:: Given data ::

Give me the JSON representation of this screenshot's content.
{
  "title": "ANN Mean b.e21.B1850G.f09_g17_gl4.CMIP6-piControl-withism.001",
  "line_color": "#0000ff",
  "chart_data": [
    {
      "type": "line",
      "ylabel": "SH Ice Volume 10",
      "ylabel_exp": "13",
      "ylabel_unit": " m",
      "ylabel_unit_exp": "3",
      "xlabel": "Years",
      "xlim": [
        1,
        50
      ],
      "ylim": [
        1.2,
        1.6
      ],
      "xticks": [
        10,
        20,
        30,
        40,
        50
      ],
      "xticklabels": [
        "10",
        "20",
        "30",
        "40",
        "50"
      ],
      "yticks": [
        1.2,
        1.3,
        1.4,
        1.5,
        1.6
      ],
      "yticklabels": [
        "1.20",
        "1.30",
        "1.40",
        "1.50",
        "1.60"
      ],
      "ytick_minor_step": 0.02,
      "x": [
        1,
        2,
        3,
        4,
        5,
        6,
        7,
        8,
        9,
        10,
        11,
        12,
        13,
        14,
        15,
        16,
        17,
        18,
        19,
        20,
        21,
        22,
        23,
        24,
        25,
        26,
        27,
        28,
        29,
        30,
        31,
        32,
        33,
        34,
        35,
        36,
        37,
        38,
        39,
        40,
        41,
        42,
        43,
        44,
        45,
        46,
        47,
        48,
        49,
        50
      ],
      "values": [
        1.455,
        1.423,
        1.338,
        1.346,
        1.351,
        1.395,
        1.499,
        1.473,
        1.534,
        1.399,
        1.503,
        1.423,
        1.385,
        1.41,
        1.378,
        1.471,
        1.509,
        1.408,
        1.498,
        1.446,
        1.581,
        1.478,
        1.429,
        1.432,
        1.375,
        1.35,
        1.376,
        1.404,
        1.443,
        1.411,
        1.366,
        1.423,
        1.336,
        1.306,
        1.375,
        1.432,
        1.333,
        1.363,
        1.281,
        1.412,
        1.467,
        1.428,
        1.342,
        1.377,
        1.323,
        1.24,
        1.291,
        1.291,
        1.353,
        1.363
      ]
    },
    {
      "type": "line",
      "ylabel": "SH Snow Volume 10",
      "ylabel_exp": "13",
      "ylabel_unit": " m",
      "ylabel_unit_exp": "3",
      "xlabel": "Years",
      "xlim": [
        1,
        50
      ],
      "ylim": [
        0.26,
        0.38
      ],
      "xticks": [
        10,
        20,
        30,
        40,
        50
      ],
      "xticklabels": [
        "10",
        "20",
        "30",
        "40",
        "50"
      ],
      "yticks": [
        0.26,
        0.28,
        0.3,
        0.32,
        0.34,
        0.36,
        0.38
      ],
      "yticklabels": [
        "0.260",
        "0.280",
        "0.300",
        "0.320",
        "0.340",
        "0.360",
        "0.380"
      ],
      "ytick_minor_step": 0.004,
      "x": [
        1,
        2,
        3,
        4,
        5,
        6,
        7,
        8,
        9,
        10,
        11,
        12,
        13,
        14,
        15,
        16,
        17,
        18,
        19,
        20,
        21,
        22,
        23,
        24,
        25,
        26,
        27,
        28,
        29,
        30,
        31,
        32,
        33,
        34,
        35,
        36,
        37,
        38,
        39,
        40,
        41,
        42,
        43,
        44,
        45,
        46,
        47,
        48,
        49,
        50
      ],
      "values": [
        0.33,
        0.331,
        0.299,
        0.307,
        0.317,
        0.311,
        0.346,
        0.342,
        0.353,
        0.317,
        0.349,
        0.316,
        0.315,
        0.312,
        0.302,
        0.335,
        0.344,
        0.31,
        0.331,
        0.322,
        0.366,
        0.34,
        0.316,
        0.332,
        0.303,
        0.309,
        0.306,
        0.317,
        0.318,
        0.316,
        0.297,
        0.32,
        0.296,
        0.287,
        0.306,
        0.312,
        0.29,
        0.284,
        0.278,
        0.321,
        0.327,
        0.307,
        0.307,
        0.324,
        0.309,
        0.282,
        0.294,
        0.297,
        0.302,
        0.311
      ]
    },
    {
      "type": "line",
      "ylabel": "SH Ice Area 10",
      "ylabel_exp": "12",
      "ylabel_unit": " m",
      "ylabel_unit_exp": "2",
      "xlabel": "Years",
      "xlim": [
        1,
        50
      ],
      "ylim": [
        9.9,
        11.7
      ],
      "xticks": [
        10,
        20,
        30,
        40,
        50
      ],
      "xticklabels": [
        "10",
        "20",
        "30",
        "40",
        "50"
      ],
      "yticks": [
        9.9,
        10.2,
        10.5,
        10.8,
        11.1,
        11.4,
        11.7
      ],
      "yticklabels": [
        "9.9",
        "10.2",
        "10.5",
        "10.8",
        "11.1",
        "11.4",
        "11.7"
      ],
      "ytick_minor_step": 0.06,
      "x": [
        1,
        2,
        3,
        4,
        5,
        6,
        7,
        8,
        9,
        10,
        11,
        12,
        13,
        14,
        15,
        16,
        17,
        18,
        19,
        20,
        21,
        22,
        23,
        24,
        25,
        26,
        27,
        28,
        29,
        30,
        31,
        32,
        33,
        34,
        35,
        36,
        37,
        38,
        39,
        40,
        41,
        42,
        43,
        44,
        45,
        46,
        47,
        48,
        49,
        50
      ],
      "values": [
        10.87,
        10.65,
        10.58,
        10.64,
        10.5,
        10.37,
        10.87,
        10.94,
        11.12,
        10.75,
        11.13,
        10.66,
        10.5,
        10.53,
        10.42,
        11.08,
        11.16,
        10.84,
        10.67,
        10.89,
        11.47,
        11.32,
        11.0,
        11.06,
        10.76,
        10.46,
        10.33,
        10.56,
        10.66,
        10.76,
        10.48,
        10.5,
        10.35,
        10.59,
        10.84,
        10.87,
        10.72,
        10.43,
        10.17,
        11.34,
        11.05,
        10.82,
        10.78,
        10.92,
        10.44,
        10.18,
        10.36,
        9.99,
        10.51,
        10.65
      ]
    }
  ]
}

:::

(Prompt): In the lines above, find each one with "Volume" and list it.

(Final result):
      "ylabel": "SH Ice Volume 10",
      "ylabel": "SH Snow Volume 10",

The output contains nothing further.